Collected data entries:
start
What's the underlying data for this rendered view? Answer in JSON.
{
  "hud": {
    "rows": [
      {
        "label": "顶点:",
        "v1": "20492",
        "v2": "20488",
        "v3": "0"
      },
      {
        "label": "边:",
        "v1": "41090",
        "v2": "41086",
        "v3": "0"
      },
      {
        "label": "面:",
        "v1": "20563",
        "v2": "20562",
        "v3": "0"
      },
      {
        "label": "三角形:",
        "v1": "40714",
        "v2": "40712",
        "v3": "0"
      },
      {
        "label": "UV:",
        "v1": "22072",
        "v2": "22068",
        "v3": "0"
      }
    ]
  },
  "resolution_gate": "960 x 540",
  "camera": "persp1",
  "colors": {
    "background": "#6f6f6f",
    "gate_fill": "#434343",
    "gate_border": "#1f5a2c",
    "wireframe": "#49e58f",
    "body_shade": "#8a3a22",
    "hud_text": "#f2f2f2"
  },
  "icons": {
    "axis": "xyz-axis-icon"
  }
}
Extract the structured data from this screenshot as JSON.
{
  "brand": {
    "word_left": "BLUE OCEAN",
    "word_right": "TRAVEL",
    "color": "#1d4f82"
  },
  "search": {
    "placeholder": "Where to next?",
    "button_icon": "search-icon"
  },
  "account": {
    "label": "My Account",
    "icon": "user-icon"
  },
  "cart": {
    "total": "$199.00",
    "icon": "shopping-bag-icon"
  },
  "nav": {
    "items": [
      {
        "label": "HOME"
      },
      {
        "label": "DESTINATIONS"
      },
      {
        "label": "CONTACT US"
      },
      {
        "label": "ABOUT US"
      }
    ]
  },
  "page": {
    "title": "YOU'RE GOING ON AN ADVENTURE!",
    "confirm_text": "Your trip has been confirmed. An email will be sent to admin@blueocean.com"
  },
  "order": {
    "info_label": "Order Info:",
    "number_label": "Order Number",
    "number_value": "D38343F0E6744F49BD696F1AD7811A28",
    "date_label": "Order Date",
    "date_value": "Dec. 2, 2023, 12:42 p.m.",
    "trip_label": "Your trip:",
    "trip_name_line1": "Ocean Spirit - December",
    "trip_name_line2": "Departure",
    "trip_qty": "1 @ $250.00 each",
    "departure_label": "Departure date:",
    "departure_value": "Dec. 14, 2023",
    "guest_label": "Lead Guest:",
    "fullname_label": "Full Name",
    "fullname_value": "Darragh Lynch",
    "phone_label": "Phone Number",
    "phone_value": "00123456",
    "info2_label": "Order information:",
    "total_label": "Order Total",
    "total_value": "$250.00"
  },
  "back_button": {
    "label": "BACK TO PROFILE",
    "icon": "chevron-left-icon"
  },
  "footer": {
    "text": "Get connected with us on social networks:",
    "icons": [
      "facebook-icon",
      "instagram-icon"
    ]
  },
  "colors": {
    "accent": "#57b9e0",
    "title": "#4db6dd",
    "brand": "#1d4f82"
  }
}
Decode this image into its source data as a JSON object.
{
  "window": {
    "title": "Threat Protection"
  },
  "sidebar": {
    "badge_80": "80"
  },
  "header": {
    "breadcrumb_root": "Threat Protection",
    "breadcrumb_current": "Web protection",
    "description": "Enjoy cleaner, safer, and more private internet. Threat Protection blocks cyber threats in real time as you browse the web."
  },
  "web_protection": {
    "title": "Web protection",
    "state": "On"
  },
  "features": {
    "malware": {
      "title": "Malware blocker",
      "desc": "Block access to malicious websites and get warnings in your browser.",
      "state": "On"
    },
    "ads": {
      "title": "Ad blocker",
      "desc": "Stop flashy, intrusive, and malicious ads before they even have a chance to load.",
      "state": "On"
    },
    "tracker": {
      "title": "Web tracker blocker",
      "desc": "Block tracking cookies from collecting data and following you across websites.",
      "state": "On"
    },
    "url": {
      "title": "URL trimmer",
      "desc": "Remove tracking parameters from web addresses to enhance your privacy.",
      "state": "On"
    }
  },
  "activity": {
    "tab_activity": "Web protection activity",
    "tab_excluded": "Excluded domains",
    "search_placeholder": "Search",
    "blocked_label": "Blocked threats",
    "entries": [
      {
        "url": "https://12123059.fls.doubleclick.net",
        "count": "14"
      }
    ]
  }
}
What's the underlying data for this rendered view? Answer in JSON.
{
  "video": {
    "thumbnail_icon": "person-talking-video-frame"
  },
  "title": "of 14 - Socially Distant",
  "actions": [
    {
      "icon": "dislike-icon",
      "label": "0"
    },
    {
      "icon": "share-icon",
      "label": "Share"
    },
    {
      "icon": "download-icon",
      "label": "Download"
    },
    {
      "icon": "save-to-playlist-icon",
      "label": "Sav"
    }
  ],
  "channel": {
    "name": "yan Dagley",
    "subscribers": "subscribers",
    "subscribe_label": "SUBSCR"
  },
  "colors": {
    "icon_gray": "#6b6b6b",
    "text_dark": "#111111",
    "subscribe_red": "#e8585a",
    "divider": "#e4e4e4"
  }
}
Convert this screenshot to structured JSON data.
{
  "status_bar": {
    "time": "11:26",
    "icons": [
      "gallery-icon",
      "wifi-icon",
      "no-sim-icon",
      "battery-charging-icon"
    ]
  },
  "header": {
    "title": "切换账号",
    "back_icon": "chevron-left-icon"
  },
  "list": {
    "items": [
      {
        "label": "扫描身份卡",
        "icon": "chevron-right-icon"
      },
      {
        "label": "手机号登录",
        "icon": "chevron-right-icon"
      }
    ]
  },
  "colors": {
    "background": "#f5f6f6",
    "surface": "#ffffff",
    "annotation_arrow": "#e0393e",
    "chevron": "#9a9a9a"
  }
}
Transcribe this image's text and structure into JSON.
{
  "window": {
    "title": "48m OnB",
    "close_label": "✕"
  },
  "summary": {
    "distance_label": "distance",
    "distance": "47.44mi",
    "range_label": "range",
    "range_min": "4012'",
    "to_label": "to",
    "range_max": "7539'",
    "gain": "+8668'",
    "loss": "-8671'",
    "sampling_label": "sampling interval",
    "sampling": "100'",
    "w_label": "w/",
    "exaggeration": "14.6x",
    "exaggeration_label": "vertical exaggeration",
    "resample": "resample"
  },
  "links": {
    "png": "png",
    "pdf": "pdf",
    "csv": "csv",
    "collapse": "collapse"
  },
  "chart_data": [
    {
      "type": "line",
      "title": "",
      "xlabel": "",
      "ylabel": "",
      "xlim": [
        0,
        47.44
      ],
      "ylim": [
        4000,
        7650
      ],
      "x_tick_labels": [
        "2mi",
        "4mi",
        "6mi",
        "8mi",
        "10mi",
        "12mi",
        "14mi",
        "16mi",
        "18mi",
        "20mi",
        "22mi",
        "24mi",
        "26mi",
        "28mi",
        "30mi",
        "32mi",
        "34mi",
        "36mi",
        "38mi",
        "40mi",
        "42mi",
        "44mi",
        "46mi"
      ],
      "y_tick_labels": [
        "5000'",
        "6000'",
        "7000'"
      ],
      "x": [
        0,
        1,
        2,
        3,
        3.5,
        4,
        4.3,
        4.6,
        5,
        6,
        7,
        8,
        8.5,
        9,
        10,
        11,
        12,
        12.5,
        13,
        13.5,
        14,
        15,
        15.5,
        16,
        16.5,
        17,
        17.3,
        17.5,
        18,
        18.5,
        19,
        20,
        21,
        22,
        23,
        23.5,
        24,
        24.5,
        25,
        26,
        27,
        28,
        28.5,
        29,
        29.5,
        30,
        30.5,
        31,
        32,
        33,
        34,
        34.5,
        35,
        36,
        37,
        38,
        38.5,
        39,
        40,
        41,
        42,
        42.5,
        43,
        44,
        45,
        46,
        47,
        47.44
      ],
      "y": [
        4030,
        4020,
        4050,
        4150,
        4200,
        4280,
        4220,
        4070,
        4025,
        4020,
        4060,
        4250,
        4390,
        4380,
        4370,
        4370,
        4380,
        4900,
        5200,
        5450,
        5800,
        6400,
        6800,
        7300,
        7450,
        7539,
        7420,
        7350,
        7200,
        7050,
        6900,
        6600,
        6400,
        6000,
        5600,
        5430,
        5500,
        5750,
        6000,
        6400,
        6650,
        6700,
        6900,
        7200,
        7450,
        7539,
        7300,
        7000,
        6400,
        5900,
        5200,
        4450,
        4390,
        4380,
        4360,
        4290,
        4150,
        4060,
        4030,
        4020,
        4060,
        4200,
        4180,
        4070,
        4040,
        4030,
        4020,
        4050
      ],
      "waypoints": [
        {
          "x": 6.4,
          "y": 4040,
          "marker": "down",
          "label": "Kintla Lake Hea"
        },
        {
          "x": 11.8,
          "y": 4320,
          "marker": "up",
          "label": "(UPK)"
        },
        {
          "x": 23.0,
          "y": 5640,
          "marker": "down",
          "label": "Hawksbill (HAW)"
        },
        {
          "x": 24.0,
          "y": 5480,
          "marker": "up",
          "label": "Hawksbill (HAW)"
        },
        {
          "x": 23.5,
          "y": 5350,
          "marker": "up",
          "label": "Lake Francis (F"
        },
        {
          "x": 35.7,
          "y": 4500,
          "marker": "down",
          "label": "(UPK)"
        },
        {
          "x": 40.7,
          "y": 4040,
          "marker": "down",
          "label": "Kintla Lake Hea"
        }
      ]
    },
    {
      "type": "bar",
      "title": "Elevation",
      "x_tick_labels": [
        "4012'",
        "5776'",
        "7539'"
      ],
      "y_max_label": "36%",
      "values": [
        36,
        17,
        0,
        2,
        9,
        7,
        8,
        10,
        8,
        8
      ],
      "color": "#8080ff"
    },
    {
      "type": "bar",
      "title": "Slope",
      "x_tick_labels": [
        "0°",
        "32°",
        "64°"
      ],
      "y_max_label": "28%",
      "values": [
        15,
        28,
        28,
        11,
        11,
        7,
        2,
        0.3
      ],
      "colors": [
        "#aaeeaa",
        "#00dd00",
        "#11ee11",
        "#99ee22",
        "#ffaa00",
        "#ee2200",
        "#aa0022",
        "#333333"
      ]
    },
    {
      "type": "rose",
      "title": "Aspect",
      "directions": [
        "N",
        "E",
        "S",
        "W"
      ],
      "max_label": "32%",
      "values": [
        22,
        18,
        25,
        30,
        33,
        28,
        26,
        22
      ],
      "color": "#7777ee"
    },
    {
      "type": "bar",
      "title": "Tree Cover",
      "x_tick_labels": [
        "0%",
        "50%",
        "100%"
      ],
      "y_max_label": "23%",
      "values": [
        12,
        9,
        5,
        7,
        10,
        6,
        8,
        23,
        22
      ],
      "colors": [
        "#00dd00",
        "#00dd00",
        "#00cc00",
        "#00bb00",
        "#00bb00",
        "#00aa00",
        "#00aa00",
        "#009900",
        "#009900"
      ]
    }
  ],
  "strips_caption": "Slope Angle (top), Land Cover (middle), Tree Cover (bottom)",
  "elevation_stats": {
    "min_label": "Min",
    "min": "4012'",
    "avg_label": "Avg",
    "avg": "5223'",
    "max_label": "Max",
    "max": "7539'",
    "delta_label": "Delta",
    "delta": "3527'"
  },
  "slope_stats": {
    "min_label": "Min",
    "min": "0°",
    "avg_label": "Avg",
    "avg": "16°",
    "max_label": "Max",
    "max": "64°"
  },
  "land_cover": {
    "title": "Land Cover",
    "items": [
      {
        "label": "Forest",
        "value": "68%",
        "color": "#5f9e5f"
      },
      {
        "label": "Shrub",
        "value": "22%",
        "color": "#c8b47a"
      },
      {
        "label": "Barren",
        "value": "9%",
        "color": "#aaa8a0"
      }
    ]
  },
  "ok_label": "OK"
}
end
Set exercise:
Your task is to gather every line with the word "screenshot" and copy it.

Result for this exercise:
Extract the structured data from this screenshot as JSON.
Convert this screenshot to structured JSON data.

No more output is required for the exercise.